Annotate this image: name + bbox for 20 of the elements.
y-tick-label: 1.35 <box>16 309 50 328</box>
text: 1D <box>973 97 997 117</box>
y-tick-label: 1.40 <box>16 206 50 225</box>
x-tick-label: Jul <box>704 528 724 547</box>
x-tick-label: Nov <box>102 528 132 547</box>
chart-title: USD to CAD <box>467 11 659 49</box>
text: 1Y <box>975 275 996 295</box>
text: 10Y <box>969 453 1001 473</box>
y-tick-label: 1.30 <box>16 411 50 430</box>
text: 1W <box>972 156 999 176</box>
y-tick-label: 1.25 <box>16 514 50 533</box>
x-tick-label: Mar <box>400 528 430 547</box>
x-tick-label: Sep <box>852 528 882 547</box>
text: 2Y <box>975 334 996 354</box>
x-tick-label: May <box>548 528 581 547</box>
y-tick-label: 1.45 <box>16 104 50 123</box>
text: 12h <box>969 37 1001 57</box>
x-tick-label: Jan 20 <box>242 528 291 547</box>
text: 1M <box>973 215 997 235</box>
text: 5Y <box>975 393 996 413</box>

■ ■ ■ ■ ■

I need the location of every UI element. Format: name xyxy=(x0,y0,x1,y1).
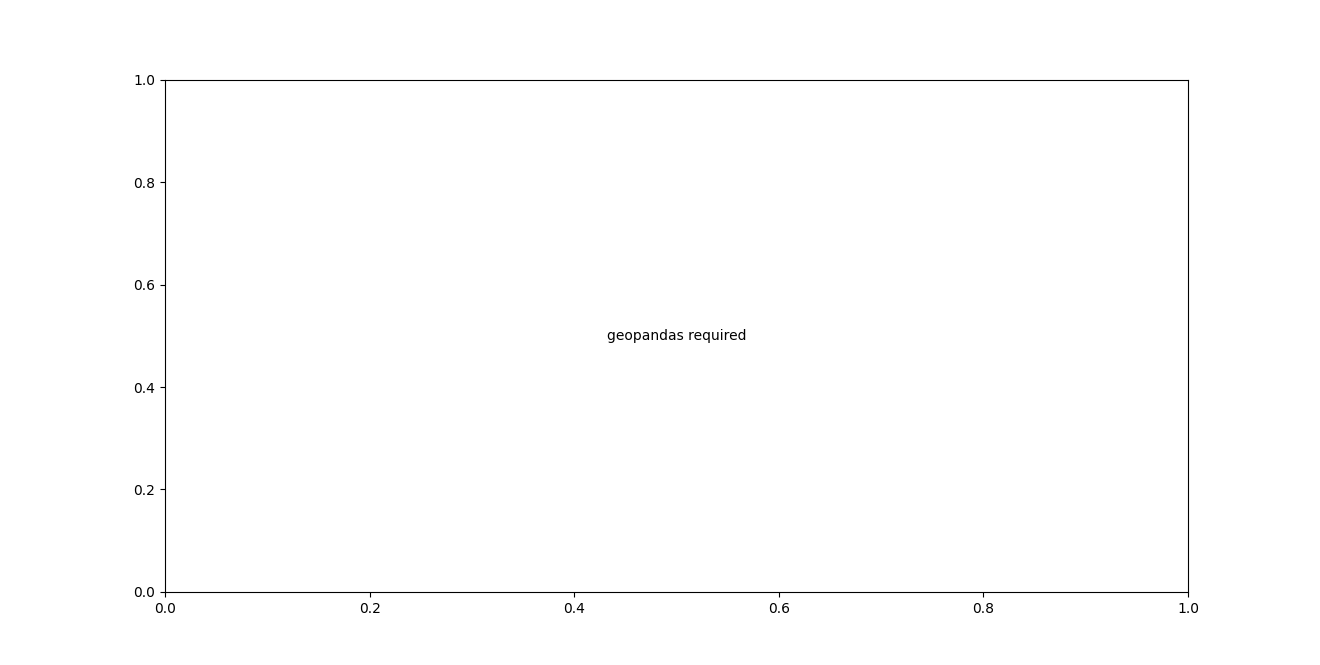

■ ■ ■ ■ ■

### [What the task requires]
Extract the records from the line with "Annotate this image: name" to the line with "x-tick-label: May <box>548 528 581 547</box>", reproducing each line verbatim.

### [Result of this task]
Annotate this image: name + bbox for 20 of the elements.
y-tick-label: 1.35 <box>16 309 50 328</box>
text: 1D <box>973 97 997 117</box>
y-tick-label: 1.40 <box>16 206 50 225</box>
x-tick-label: Jul <box>704 528 724 547</box>
x-tick-label: Nov <box>102 528 132 547</box>
chart-title: USD to CAD <box>467 11 659 49</box>
text: 1Y <box>975 275 996 295</box>
text: 10Y <box>969 453 1001 473</box>
y-tick-label: 1.30 <box>16 411 50 430</box>
text: 1W <box>972 156 999 176</box>
y-tick-label: 1.25 <box>16 514 50 533</box>
x-tick-label: Mar <box>400 528 430 547</box>
x-tick-label: Sep <box>852 528 882 547</box>
text: 2Y <box>975 334 996 354</box>
x-tick-label: May <box>548 528 581 547</box>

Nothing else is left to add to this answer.